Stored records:
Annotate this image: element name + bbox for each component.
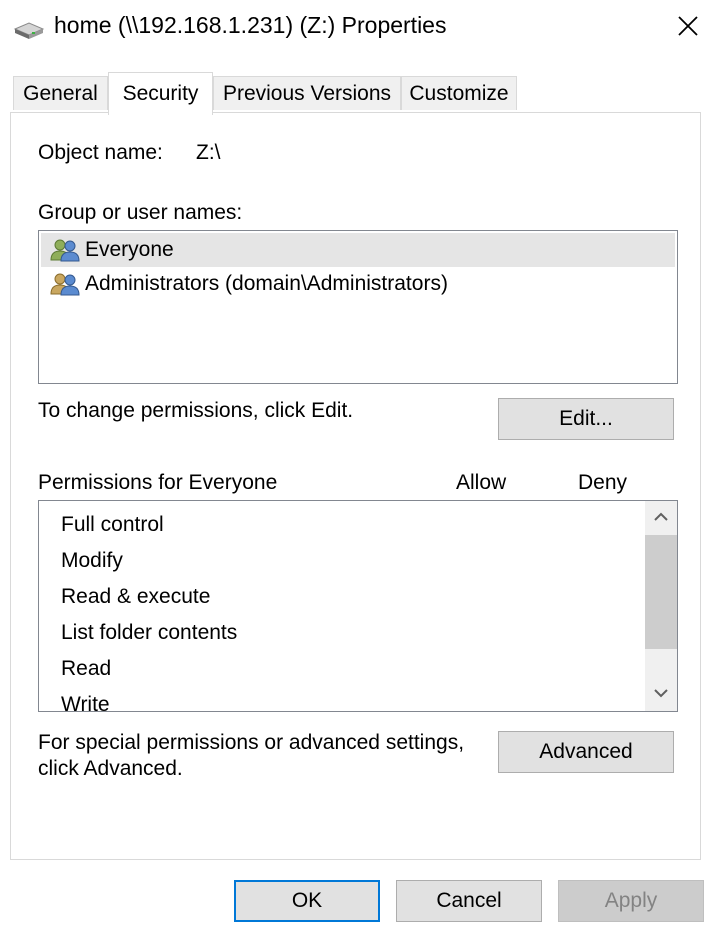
tab-label: Previous Versions <box>222 81 392 105</box>
user-row-everyone[interactable]: Everyone <box>41 233 675 267</box>
permission-name: Read <box>61 657 112 680</box>
permission-row: Modify <box>39 543 645 579</box>
permission-row: Read & execute <box>39 579 645 615</box>
special-permissions-hint-line2: click Advanced. <box>38 757 183 780</box>
scroll-thumb[interactable] <box>645 535 677 649</box>
user-list[interactable]: Everyone Administrators (domain\Administ… <box>38 230 678 384</box>
scroll-up-button[interactable] <box>645 501 677 535</box>
permission-row: Full control <box>39 507 645 543</box>
tab-customize[interactable]: Customize <box>401 76 517 110</box>
advanced-button[interactable]: Advanced <box>498 731 674 773</box>
close-button[interactable] <box>660 0 716 56</box>
object-name-value: Z:\ <box>196 141 221 164</box>
change-permissions-hint: To change permissions, click Edit. <box>38 399 354 422</box>
ok-button[interactable]: OK <box>234 880 380 922</box>
tab-label: General <box>23 81 98 105</box>
group-user-names-label: Group or user names: <box>38 201 243 224</box>
object-name-label: Object name: <box>38 141 163 164</box>
ok-button-label: OK <box>291 889 323 912</box>
permissions-list[interactable]: Full control Modify Read & execute List … <box>38 500 678 712</box>
tab-security[interactable]: Security <box>108 72 213 115</box>
permission-name: Write <box>61 693 110 712</box>
cancel-button-label: Cancel <box>436 889 502 912</box>
close-icon <box>677 15 699 42</box>
tab-label: Security <box>122 82 199 105</box>
permission-name: Read & execute <box>61 585 211 608</box>
permission-row: Read <box>39 651 645 687</box>
edit-button[interactable]: Edit... <box>498 398 674 440</box>
deny-column-header: Deny <box>578 471 628 494</box>
permissions-for-label: Permissions for Everyone <box>38 471 278 494</box>
tab-previous-versions[interactable]: Previous Versions <box>213 76 401 110</box>
special-permissions-hint-line1: For special permissions or advanced sett… <box>38 731 465 754</box>
user-name: Administrators (domain\Administrators) <box>85 272 448 295</box>
window-title: home (\\192.168.1.231) (Z:) Properties <box>54 12 447 38</box>
permission-name: List folder contents <box>61 621 238 644</box>
permission-row: Write <box>39 687 645 712</box>
apply-button-label: Apply <box>604 889 658 912</box>
scroll-down-button[interactable] <box>645 677 677 711</box>
tab-general[interactable]: General <box>13 76 108 110</box>
user-row-administrators[interactable]: Administrators (domain\Administrators) <box>41 267 675 301</box>
apply-button[interactable]: Apply <box>558 880 704 922</box>
advanced-button-label: Advanced <box>539 740 633 763</box>
tab-label: Customize <box>409 81 509 105</box>
chevron-down-icon <box>653 685 669 703</box>
cancel-button[interactable]: Cancel <box>396 880 542 922</box>
users-icon <box>49 238 81 262</box>
edit-button-label: Edit... <box>559 407 613 430</box>
user-name: Everyone <box>85 238 174 261</box>
permission-row: List folder contents <box>39 615 645 651</box>
permissions-scrollbar[interactable] <box>645 501 677 711</box>
title-bar: home (\\192.168.1.231) (Z:) Properties <box>0 0 716 58</box>
users-icon <box>49 272 81 296</box>
chevron-up-icon <box>653 509 669 527</box>
allow-column-header: Allow <box>456 471 507 494</box>
network-drive-icon <box>12 20 46 42</box>
permission-name: Modify <box>61 549 123 572</box>
permission-name: Full control <box>61 513 164 536</box>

Task requirements:
Reproduce the rows above word for word, leaving out the pictures.

Task output:
Annotate this image: element name + bbox for each component.
tab-label: Previous Versions <box>222 81 392 105</box>
user-row-everyone[interactable]: Everyone <box>41 233 675 267</box>
permission-name: Read <box>61 657 112 680</box>
permission-row: Modify <box>39 543 645 579</box>
permission-row: Read & execute <box>39 579 645 615</box>
special-permissions-hint-line2: click Advanced. <box>38 757 183 780</box>
scroll-thumb[interactable] <box>645 535 677 649</box>
user-list[interactable]: Everyone Administrators (domain\Administ… <box>38 230 678 384</box>
scroll-up-button[interactable] <box>645 501 677 535</box>
permission-row: Full control <box>39 507 645 543</box>
tab-customize[interactable]: Customize <box>401 76 517 110</box>
advanced-button[interactable]: Advanced <box>498 731 674 773</box>
close-button[interactable] <box>660 0 716 56</box>
object-name-value: Z:\ <box>196 141 221 164</box>
change-permissions-hint: To change permissions, click Edit. <box>38 399 354 422</box>
ok-button[interactable]: OK <box>234 880 380 922</box>
tab-label: General <box>23 81 98 105</box>
group-user-names-label: Group or user names: <box>38 201 243 224</box>
object-name-label: Object name: <box>38 141 163 164</box>
ok-button-label: OK <box>291 889 323 912</box>
permissions-list[interactable]: Full control Modify Read & execute List … <box>38 500 678 712</box>
tab-security[interactable]: Security <box>108 72 213 115</box>
permission-name: Write <box>61 693 110 712</box>
cancel-button-label: Cancel <box>436 889 502 912</box>
close-icon <box>677 15 699 42</box>
tab-label: Security <box>122 82 199 105</box>
permission-name: Read & execute <box>61 585 211 608</box>
permission-row: Read <box>39 651 645 687</box>
edit-button[interactable]: Edit... <box>498 398 674 440</box>
deny-column-header: Deny <box>578 471 628 494</box>
permissions-for-label: Permissions for Everyone <box>38 471 278 494</box>
tab-previous-versions[interactable]: Previous Versions <box>213 76 401 110</box>
special-permissions-hint-line1: For special permissions or advanced sett… <box>38 731 465 754</box>
user-name: Administrators (domain\Administrators) <box>85 272 448 295</box>
window-title: home (\\192.168.1.231) (Z:) Properties <box>54 12 447 38</box>
permission-name: List folder contents <box>61 621 238 644</box>
permission-row: Write <box>39 687 645 712</box>
apply-button-label: Apply <box>604 889 658 912</box>
scroll-down-button[interactable] <box>645 677 677 711</box>
tab-general[interactable]: General <box>13 76 108 110</box>
user-row-administrators[interactable]: Administrators (domain\Administrators) <box>41 267 675 301</box>
apply-button[interactable]: Apply <box>558 880 704 922</box>
advanced-button-label: Advanced <box>539 740 633 763</box>
tab-label: Customize <box>409 81 509 105</box>
chevron-down-icon <box>653 685 669 703</box>
cancel-button[interactable]: Cancel <box>396 880 542 922</box>
users-icon <box>49 238 81 262</box>
edit-button-label: Edit... <box>559 407 613 430</box>
user-name: Everyone <box>85 238 174 261</box>
permission-row: List folder contents <box>39 615 645 651</box>
permissions-scrollbar[interactable] <box>645 501 677 711</box>
title-bar: home (\\192.168.1.231) (Z:) Properties <box>0 0 716 58</box>
users-icon <box>49 272 81 296</box>
chevron-up-icon <box>653 509 669 527</box>
allow-column-header: Allow <box>456 471 507 494</box>
network-drive-icon <box>12 20 46 42</box>
permission-name: Modify <box>61 549 123 572</box>
permission-name: Full control <box>61 513 164 536</box>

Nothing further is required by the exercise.